### TEKS SUMBER
------------------------------------------------------------------------

Indonesian Free Press -- Setiap kekuasaan dunia ada akhirnya. Demikian juga kekuasaan Anglo-Judeo (bangsa-bangsa kulit putih berbahasa Inggris dan yahudi) saat ini, yang sejak munculnya gerakan Reformasi di Eropa yang memunculkan agama Protestan dan sekaligus melemahkan kekuasaan Gereja Katholik, menjadi kemaharajaan yang menguasai dunia.
Gereja Katholik sempat berusaha memadamkan munculnya kekuasaan Anglo-Judeo ini. Selama ratusan tahun negara-negara kerajaan Katholik yang dimotori Perancis dan Spanyol berusaha memadamkan kemaharajaan baru itu dengan peperangan-peperangan yang menelan jutaan warga Eropa.
Namun, dengan pengaruh emas yang telah dihimpun sejak era Perang Salib oleh para Ksatria Templar, gerakan kelompok-kelompok ektremis Kristen (semacam gerakan wahabi dan ISIS dalam Islam), serta dukungan para politisi korup Inggris yang telah disuap untuk menyingkirkan rajanya sendiri dan mengimpor raja baru dari Belanda (Williem Oranje) dan Jerman (Edward I dan keturunannya hingga saat ini), Gereja Katholik pun berhasil dimarginalkan.

------------------------------------------------------------------------

### YANG DITANYAKAN
Cek apakah tiap pernyataan ini cocok dengan teks sumber. Jawab ya atau tidak, lalu kutip kata-kata teks yang menentukannya. (a) Negara-negara kerajaan Katholik digerakkan oleh Perancis dan Spanyol. (b) Peperangan melawan kemaharajaan baru itu berlangsung selama puluhan tahun. (c) Para politisi Inggris mendatangkan raja baru dari Belanda. Jawab hanya dengan berpegang pada teks sumber.

------------------------------------------------------------------------

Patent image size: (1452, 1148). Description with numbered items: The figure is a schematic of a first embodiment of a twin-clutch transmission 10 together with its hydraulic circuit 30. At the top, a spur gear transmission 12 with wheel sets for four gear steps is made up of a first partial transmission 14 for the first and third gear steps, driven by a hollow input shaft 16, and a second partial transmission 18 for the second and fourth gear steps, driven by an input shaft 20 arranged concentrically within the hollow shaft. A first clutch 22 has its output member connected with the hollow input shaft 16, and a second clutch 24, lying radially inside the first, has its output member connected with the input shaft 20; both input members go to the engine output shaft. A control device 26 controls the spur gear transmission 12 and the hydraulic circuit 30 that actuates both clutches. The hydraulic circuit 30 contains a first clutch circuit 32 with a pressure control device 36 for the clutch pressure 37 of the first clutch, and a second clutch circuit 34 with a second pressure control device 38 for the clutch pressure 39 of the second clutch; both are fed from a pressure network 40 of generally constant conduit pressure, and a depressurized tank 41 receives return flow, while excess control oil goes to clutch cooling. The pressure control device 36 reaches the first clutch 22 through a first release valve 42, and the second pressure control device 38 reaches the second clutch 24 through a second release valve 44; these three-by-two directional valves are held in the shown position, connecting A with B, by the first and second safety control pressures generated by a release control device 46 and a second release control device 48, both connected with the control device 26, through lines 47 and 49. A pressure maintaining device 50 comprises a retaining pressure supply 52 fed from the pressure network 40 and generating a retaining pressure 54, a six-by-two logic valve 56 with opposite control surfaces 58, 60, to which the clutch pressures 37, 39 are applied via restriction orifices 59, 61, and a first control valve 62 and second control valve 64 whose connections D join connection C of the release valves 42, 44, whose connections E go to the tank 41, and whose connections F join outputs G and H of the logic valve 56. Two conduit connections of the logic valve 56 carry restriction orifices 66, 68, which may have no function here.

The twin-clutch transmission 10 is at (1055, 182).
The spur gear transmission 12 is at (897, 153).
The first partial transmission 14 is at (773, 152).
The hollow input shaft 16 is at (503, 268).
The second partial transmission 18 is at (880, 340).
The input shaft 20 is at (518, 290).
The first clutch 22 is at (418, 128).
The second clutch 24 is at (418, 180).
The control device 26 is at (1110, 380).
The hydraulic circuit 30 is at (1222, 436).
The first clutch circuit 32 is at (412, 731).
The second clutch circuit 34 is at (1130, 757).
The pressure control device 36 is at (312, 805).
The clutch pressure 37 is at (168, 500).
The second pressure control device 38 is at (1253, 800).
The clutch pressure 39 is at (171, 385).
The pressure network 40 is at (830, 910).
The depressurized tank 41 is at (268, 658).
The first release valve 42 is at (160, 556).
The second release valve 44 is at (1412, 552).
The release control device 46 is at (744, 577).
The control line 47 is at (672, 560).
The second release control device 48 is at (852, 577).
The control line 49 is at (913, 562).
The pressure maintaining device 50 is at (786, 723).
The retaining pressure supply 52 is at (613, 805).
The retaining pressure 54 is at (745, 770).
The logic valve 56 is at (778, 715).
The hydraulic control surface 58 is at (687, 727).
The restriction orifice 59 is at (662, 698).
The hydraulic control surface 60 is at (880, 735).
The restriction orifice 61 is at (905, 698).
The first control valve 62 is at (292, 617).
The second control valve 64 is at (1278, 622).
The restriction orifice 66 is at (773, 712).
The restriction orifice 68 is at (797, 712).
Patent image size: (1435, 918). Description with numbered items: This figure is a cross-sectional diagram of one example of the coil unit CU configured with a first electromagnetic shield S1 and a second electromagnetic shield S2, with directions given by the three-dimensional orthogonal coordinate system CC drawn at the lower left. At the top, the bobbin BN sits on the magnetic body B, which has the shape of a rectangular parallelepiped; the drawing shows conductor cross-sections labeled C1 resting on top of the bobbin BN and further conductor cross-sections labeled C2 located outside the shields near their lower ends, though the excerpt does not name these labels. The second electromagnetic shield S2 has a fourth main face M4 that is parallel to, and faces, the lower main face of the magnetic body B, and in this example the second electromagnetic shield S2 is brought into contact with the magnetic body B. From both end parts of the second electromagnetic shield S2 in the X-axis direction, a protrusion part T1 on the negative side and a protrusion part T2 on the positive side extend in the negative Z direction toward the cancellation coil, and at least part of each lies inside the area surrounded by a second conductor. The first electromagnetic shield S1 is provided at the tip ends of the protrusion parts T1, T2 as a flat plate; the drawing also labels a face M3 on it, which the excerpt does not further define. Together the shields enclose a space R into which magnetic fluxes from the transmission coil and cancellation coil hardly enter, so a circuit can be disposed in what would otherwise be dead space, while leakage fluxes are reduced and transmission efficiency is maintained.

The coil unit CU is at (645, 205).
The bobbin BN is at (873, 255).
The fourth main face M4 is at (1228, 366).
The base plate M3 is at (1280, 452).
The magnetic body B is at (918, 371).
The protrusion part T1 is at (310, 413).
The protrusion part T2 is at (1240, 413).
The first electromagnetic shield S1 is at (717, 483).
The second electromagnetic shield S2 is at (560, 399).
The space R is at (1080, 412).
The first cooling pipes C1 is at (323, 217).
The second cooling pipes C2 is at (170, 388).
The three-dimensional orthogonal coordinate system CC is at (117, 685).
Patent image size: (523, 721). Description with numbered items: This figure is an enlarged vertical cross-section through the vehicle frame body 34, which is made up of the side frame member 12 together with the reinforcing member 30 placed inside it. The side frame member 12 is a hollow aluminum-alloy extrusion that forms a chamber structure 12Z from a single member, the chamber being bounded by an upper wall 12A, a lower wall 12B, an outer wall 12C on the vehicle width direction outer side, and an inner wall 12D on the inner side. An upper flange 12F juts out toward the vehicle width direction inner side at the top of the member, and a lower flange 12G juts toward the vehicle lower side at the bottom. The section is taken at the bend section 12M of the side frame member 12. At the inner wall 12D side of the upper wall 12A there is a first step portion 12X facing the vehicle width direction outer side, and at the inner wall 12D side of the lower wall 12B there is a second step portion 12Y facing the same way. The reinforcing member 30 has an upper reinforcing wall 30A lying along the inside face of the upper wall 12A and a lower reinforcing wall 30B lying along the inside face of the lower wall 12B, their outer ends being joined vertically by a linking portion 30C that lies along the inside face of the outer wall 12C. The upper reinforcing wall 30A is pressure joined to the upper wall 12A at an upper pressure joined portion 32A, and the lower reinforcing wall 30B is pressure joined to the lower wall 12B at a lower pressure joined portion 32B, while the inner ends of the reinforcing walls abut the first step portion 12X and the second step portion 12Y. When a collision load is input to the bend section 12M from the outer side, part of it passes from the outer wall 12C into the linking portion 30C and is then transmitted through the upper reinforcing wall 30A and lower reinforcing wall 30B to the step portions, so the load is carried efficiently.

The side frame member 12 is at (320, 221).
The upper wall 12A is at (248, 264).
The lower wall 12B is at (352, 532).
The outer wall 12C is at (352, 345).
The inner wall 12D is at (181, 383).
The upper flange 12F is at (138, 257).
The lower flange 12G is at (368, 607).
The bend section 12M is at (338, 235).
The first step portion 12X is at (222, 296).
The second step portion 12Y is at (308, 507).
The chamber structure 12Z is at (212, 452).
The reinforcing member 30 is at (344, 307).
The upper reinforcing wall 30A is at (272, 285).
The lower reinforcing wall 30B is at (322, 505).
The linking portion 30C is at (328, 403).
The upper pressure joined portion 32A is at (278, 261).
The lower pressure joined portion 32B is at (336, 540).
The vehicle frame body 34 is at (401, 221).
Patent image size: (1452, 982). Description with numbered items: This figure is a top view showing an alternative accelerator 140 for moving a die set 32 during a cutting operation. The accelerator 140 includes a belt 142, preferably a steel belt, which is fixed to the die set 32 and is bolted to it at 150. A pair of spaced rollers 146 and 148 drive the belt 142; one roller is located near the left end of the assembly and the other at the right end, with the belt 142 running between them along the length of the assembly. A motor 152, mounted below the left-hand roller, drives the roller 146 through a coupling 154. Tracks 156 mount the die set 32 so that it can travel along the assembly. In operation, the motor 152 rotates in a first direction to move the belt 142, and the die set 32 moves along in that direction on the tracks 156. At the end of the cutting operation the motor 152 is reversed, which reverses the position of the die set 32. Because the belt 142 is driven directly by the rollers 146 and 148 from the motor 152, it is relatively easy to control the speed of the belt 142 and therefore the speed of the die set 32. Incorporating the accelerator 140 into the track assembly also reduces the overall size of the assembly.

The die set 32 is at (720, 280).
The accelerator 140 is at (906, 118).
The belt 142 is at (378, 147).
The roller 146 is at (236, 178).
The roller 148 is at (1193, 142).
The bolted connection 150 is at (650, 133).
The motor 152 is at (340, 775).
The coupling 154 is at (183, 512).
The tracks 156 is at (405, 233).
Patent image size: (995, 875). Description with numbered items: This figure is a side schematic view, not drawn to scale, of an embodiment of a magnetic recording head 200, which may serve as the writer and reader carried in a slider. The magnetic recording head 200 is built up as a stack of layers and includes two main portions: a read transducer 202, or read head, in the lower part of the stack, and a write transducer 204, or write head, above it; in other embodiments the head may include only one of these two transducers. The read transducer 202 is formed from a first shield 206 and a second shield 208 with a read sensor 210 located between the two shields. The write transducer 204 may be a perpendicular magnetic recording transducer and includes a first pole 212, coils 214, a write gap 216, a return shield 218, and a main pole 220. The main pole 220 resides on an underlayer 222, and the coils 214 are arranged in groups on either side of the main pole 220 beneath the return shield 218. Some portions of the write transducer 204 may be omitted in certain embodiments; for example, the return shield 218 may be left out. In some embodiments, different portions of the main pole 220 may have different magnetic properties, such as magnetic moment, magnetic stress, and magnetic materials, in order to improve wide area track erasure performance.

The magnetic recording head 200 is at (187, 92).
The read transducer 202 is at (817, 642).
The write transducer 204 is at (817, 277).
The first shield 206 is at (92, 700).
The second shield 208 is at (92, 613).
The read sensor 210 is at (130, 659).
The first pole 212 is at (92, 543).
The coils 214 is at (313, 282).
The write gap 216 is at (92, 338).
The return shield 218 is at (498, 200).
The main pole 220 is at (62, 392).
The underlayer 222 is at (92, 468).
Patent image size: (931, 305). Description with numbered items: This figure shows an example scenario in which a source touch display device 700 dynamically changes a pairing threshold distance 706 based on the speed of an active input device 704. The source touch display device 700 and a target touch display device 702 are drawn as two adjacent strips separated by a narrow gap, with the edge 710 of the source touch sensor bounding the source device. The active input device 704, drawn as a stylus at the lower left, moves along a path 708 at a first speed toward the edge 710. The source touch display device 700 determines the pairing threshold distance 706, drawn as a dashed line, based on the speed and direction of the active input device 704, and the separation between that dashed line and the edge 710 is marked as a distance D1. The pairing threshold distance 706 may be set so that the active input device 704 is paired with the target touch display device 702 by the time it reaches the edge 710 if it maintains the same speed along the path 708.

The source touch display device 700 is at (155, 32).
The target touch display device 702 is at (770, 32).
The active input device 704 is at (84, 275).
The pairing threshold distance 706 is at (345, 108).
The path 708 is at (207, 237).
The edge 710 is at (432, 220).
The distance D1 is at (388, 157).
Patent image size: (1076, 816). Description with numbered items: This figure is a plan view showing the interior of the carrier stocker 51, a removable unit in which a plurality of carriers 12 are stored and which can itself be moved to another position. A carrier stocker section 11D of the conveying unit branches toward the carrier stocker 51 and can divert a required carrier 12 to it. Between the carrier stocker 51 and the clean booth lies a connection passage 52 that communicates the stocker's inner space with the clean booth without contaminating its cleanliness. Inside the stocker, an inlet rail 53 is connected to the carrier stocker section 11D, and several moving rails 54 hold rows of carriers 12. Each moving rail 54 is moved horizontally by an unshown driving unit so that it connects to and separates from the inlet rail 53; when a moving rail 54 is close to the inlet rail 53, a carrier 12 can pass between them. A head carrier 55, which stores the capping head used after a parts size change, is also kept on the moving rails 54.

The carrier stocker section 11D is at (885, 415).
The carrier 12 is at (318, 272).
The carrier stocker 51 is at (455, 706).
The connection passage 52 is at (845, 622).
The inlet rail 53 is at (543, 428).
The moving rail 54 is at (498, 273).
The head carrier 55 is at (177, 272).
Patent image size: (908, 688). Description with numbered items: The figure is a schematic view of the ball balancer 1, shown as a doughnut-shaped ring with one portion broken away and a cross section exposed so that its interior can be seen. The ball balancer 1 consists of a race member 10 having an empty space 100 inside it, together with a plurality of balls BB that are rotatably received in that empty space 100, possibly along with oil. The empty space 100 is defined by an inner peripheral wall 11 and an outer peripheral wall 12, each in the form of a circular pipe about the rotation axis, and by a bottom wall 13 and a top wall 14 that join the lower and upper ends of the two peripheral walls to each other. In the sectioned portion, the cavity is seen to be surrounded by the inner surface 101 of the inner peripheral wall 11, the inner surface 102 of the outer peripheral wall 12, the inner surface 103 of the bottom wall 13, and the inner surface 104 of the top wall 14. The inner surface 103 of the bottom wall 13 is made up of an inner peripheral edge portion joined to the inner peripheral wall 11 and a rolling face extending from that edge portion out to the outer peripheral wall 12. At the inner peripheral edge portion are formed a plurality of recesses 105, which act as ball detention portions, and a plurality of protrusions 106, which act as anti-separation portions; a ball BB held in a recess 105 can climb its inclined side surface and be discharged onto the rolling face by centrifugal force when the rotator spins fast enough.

------------------------------------------------------------------------

### JAWABAN LATIHAN
(a) Ya: "negara-negara kerajaan Katholik yang dimotori Perancis dan Spanyol".
(b) Tidak: "Selama ratusan tahun".
(c) Ya: "mengimpor raja baru dari Belanda".